Your objective: Copy only those lines which run from the line containing "Convert this document image to plain text." to the end of the entries below, both inclusive, exactly as written and with no pictures.

[Recorded data]

========================

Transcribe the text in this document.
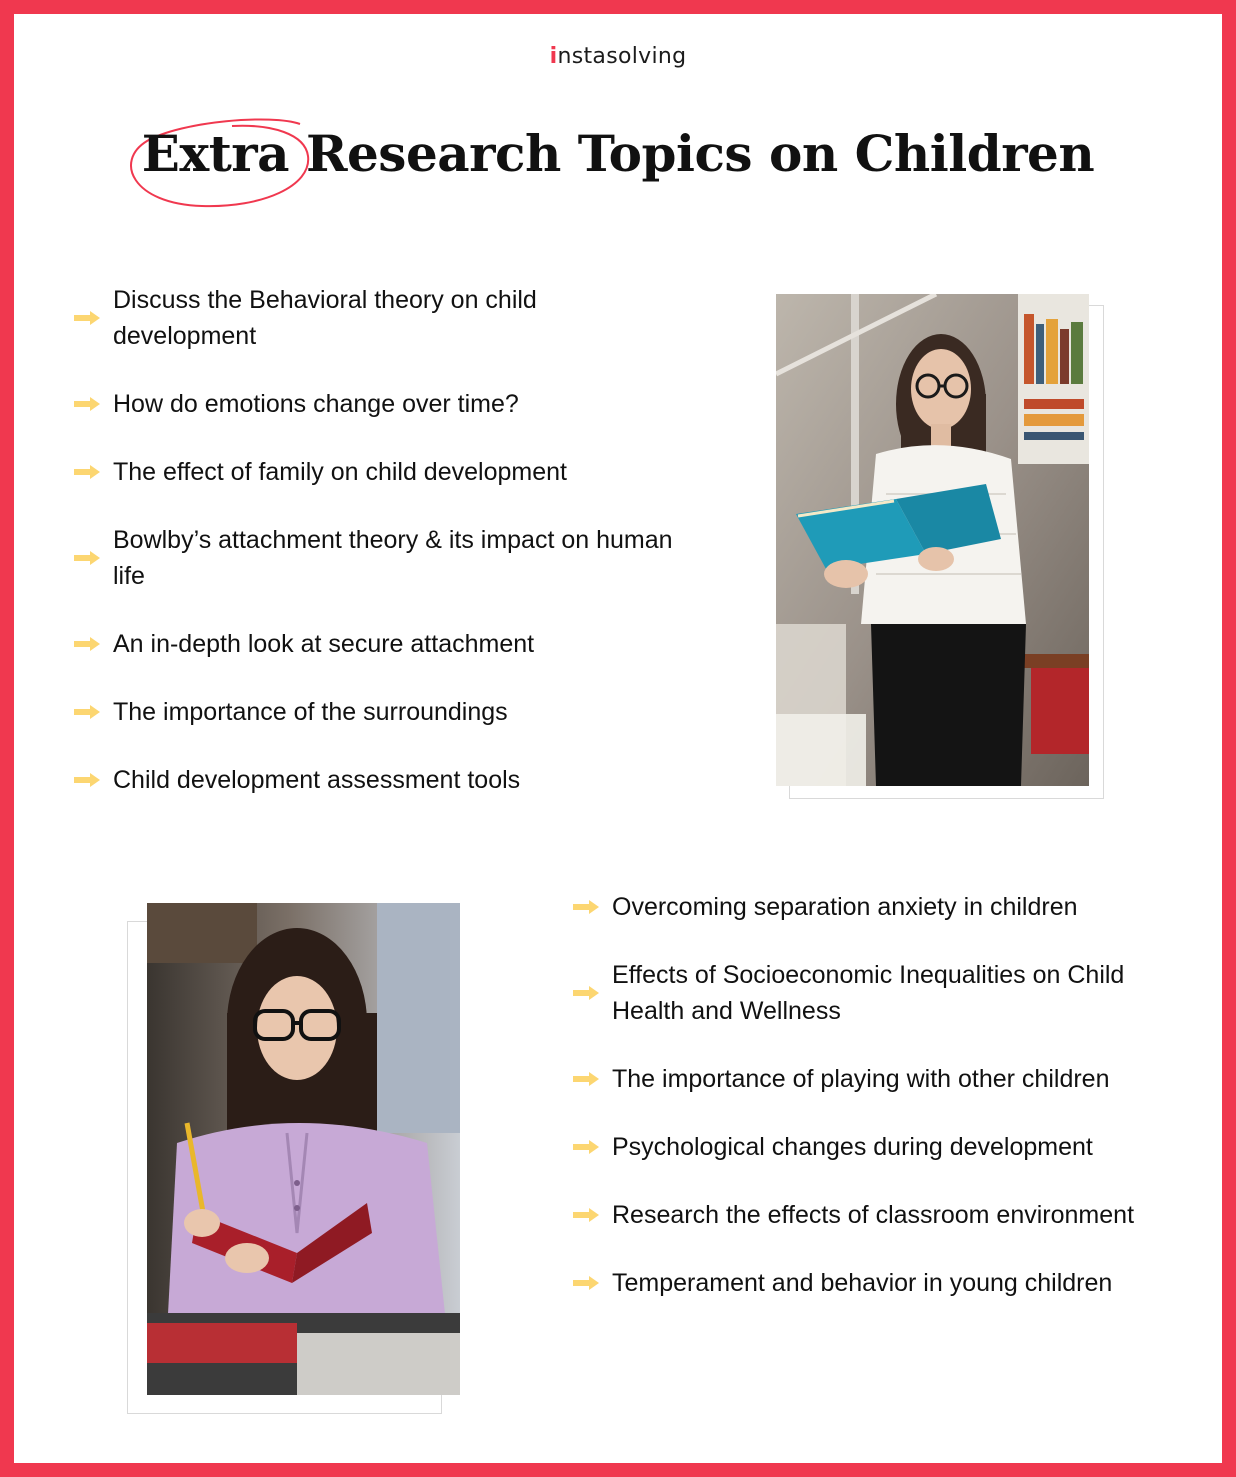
instasolving
Extra Research Topics on Children
Discuss the Behavioral theory on child development
How do emotions change over time?
The effect of family on child development
Bowlby’s attachment theory & its impact on human life
An in-depth look at secure attachment
The importance of the surroundings
Child development assessment tools
Overcoming separation anxiety in children
Effects of Socioeconomic Inequalities on Child Health and Wellness
The importance of playing with other children
Psychological changes during development
Research the effects of classroom environment
Temperament and behavior in young children
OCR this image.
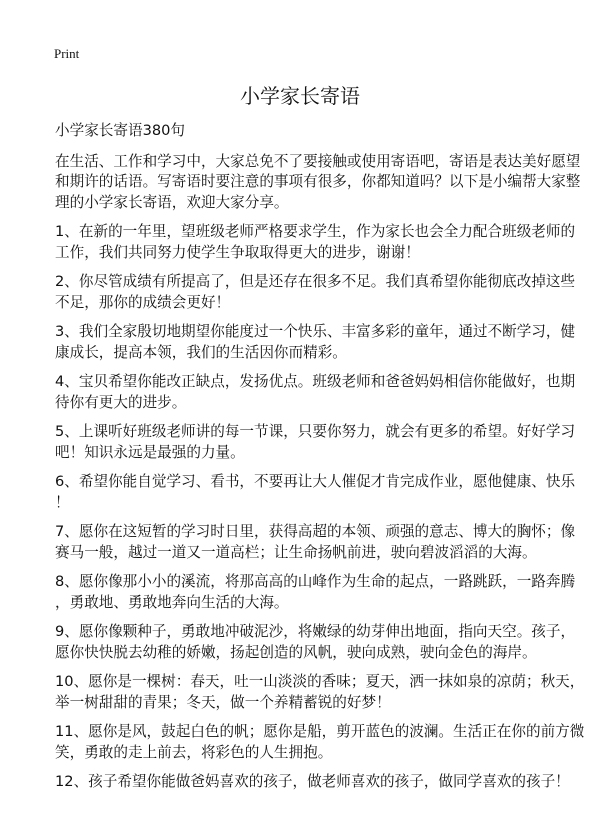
Print
小学家长寄语
小学家长寄语380句
在生活、工作和学习中，大家总免不了要接触或使用寄语吧，寄语是表达美好愿望
和期许的话语。写寄语时要注意的事项有很多，你都知道吗？以下是小编帮大家整
理的小学家长寄语，欢迎大家分享。
1、在新的一年里，望班级老师严格要求学生，作为家长也会全力配合班级老师的
工作，我们共同努力使学生争取取得更大的进步，谢谢！
2、你尽管成绩有所提高了，但是还存在很多不足。我们真希望你能彻底改掉这些
不足，那你的成绩会更好！
3、我们全家殷切地期望你能度过一个快乐、丰富多彩的童年，通过不断学习，健
康成长，提高本领，我们的生活因你而精彩。
4、宝贝希望你能改正缺点，发扬优点。班级老师和爸爸妈妈相信你能做好，也期
待你有更大的进步。
5、上课听好班级老师讲的每一节课，只要你努力，就会有更多的希望。好好学习
吧！知识永远是最强的力量。
6、希望你能自觉学习、看书，不要再让大人催促才肯完成作业，愿他健康、快乐
！
7、愿你在这短暂的学习时日里，获得高超的本领、顽强的意志、博大的胸怀；像
赛马一般，越过一道又一道高栏；让生命扬帆前进，驶向碧波滔滔的大海。
8、愿你像那小小的溪流，将那高高的山峰作为生命的起点，一路跳跃，一路奔腾
，勇敢地、勇敢地奔向生活的大海。
9、愿你像颗种子，勇敢地冲破泥沙，将嫩绿的幼芽伸出地面，指向天空。孩子，
愿你快快脱去幼稚的娇嫩，扬起创造的风帆，驶向成熟，驶向金色的海岸。
10、愿你是一棵树：春天，吐一山淡淡的香味；夏天，洒一抹如泉的凉荫；秋天，
举一树甜甜的青果；冬天，做一个养精蓄锐的好梦！
11、愿你是风，鼓起白色的帆；愿你是船，剪开蓝色的波澜。生活正在你的前方微
笑，勇敢的走上前去，将彩色的人生拥抱。
12、孩子希望你能做爸妈喜欢的孩子，做老师喜欢的孩子，做同学喜欢的孩子！
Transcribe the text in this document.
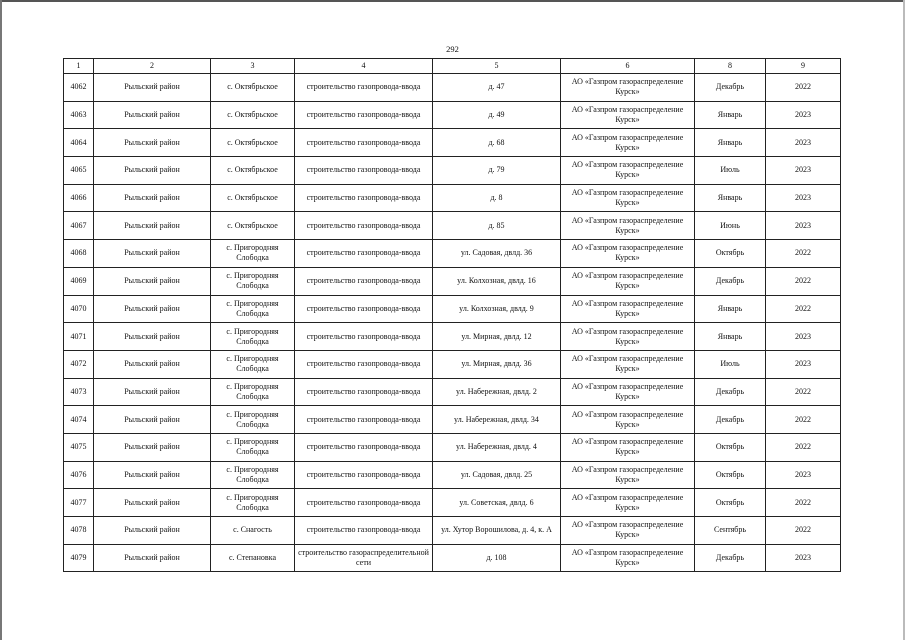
292
1	2	3	4	5	6	8	9
4062	Рыльский район	с. Октябрьское	строительство газопровода-ввода	д. 47	АО «Газпром газораспределение Курск»	Декабрь	2022
4063	Рыльский район	с. Октябрьское	строительство газопровода-ввода	д. 49	АО «Газпром газораспределение Курск»	Январь	2023
4064	Рыльский район	с. Октябрьское	строительство газопровода-ввода	д. 68	АО «Газпром газораспределение Курск»	Январь	2023
4065	Рыльский район	с. Октябрьское	строительство газопровода-ввода	д. 79	АО «Газпром газораспределение Курск»	Июль	2023
4066	Рыльский район	с. Октябрьское	строительство газопровода-ввода	д. 8	АО «Газпром газораспределение Курск»	Январь	2023
4067	Рыльский район	с. Октябрьское	строительство газопровода-ввода	д. 85	АО «Газпром газораспределение Курск»	Июнь	2023
4068	Рыльский район	с. Пригородняя Слободка	строительство газопровода-ввода	ул. Садовая, двлд. 36	АО «Газпром газораспределение Курск»	Октябрь	2022
4069	Рыльский район	с. Пригородняя Слободка	строительство газопровода-ввода	ул. Колхозная, двлд. 16	АО «Газпром газораспределение Курск»	Декабрь	2022
4070	Рыльский район	с. Пригородняя Слободка	строительство газопровода-ввода	ул. Колхозная, двлд. 9	АО «Газпром газораспределение Курск»	Январь	2022
4071	Рыльский район	с. Пригородняя Слободка	строительство газопровода-ввода	ул. Мирная, двлд. 12	АО «Газпром газораспределение Курск»	Январь	2023
4072	Рыльский район	с. Пригородняя Слободка	строительство газопровода-ввода	ул. Мирная, двлд. 36	АО «Газпром газораспределение Курск»	Июль	2023
4073	Рыльский район	с. Пригородняя Слободка	строительство газопровода-ввода	ул. Набережная, двлд. 2	АО «Газпром газораспределение Курск»	Декабрь	2022
4074	Рыльский район	с. Пригородняя Слободка	строительство газопровода-ввода	ул. Набережная, двлд. 34	АО «Газпром газораспределение Курск»	Декабрь	2022
4075	Рыльский район	с. Пригородняя Слободка	строительство газопровода-ввода	ул. Набережная, двлд. 4	АО «Газпром газораспределение Курск»	Октябрь	2022
4076	Рыльский район	с. Пригородняя Слободка	строительство газопровода-ввода	ул. Садовая, двлд. 25	АО «Газпром газораспределение Курск»	Октябрь	2023
4077	Рыльский район	с. Пригородняя Слободка	строительство газопровода-ввода	ул. Советская, двлд. 6	АО «Газпром газораспределение Курск»	Октябрь	2022
4078	Рыльский район	с. Снагость	строительство газопровода-ввода	ул. Хутор Ворошилова, д. 4, к. А	АО «Газпром газораспределение Курск»	Сентябрь	2022
4079	Рыльский район	с. Степановка	строительство газораспределительной сети	д. 108	АО «Газпром газораспределение Курск»	Декабрь	2023
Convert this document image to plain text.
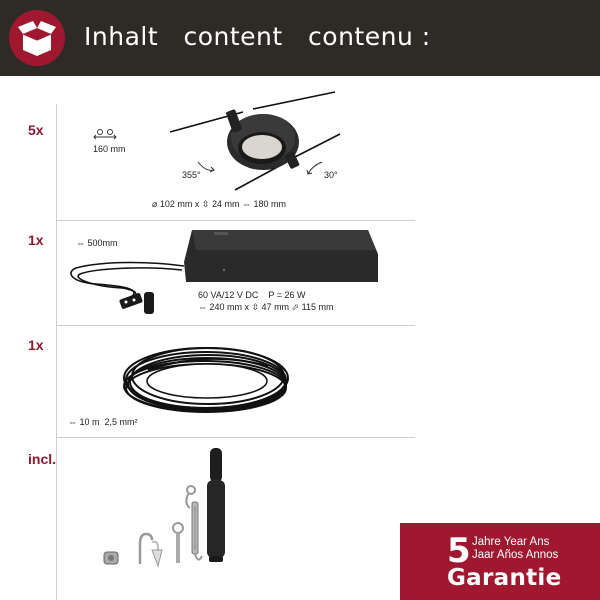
Inhalt   content   contenu :
5x
160 mm
355°	30°
⌀ 102 mm x ⇳ 24 mm ⇔ 180 mm
1x	⇔ 500mm
60 VA/12 V DC    P = 26 W
⇔ 240 mm x ⇳ 47 mm ⬀ 115 mm
1x
⇔ 10 m  2,5 mm²
incl.
5 Jahre Year Ans
Jaar Años Annos
Garantie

========================

Complete answer:
Convert this document image to plain text.
Inhalt   content   contenu :
5x
160 mm
355°	30°
⌀ 102 mm x ⇳ 24 mm ⇔ 180 mm
1x	⇔ 500mm
60 VA/12 V DC    P = 26 W
⇔ 240 mm x ⇳ 47 mm ⬀ 115 mm
1x
⇔ 10 m  2,5 mm²
incl.
5 Jahre Year Ans
Jaar Años Annos
Garantie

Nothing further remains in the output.